• _WRITTEN TASK_
Copy each line of the records that holds the string "title".

>> begin RECORDED DATA

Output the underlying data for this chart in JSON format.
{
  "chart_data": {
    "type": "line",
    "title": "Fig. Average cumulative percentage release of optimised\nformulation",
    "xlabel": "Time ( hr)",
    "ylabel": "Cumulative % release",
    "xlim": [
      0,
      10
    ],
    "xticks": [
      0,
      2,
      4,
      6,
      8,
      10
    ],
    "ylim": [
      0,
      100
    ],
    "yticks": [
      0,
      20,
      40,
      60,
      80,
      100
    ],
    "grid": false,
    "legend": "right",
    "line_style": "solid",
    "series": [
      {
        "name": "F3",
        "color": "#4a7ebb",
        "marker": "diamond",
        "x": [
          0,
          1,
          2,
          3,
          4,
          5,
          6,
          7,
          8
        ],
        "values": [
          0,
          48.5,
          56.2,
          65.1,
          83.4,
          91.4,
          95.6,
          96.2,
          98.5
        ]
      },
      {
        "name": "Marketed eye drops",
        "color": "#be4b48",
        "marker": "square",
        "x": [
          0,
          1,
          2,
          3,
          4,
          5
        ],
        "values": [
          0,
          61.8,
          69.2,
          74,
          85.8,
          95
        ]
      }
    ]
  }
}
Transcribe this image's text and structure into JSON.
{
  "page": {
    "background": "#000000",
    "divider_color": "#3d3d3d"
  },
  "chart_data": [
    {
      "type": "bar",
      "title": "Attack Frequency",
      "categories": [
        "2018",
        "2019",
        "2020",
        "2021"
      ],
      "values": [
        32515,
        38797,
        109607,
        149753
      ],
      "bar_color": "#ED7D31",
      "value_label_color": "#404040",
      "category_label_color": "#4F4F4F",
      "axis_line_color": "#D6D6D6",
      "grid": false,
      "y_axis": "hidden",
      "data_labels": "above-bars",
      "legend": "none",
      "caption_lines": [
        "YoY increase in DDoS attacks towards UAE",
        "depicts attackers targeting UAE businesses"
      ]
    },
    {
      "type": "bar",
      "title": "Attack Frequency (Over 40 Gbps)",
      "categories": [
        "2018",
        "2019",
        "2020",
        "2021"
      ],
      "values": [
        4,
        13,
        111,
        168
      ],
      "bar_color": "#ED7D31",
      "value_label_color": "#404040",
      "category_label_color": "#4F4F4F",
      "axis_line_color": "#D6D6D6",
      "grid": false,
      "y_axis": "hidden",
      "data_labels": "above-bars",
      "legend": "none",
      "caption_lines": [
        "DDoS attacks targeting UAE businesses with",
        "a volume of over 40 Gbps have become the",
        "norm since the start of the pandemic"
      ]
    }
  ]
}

>> end RECORDED DATA

• _ANSWER FOR THE TASK_
    "title": "Fig. Average cumulative percentage release of optimised\nformulation",
      "title": "Attack Frequency",
      "title": "Attack Frequency (Over 40 Gbps)",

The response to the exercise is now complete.